→ EXERCISE PROMPT
Reproduce the listing word for word. Skip any image.

□ □ □ □ □

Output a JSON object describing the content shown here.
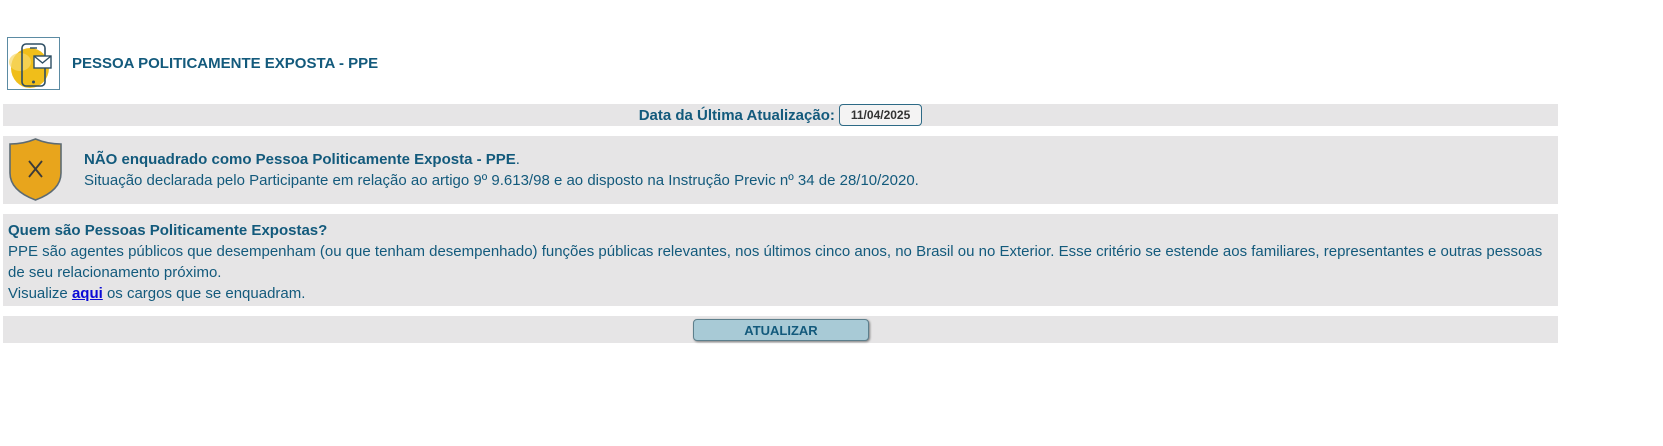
{
  "header": {
    "title": "PESSOA POLITICAMENTE EXPOSTA - PPE",
    "icon": "phone-mail-icon"
  },
  "update_date": {
    "label": "Data da Última Atualização:",
    "value": "11/04/2025"
  },
  "status": {
    "icon": "shield-x-icon",
    "title": "NÃO enquadrado como Pessoa Politicamente Exposta - PPE",
    "title_suffix": ".",
    "description": "Situação declarada pelo Participante em relação ao artigo 9º 9.613/98 e ao disposto na Instrução Previc nº 34 de 28/10/2020."
  },
  "info": {
    "heading": "Quem são Pessoas Politicamente Expostas?",
    "body": "PPE são agentes públicos que desempenham (ou que tenham desempenhado) funções públicas relevantes, nos últimos cinco anos, no Brasil ou no Exterior. Esse critério se estende aos familiares, representantes e outras pessoas de seu relacionamento próximo.",
    "link_prefix": "Visualize ",
    "link_text": "aqui",
    "link_suffix": " os cargos que se enquadram."
  },
  "actions": {
    "update_label": "ATUALIZAR"
  },
  "colors": {
    "primary": "#135a7c",
    "panel": "#e6e5e6",
    "shield": "#e8a51c",
    "button": "#a8cad6",
    "link": "#0a0ad6"
  }
}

□ □ □ □ □

→ OUTPUT OF THE TASK
Output a JSON object describing the content shown here.
{
  "header": {
    "title": "PESSOA POLITICAMENTE EXPOSTA - PPE",
    "icon": "phone-mail-icon"
  },
  "update_date": {
    "label": "Data da Última Atualização:",
    "value": "11/04/2025"
  },
  "status": {
    "icon": "shield-x-icon",
    "title": "NÃO enquadrado como Pessoa Politicamente Exposta - PPE",
    "title_suffix": ".",
    "description": "Situação declarada pelo Participante em relação ao artigo 9º 9.613/98 e ao disposto na Instrução Previc nº 34 de 28/10/2020."
  },
  "info": {
    "heading": "Quem são Pessoas Politicamente Expostas?",
    "body": "PPE são agentes públicos que desempenham (ou que tenham desempenhado) funções públicas relevantes, nos últimos cinco anos, no Brasil ou no Exterior. Esse critério se estende aos familiares, representantes e outras pessoas de seu relacionamento próximo.",
    "link_prefix": "Visualize ",
    "link_text": "aqui",
    "link_suffix": " os cargos que se enquadram."
  },
  "actions": {
    "update_label": "ATUALIZAR"
  },
  "colors": {
    "primary": "#135a7c",
    "panel": "#e6e5e6",
    "shield": "#e8a51c",
    "button": "#a8cad6",
    "link": "#0a0ad6"
  }
}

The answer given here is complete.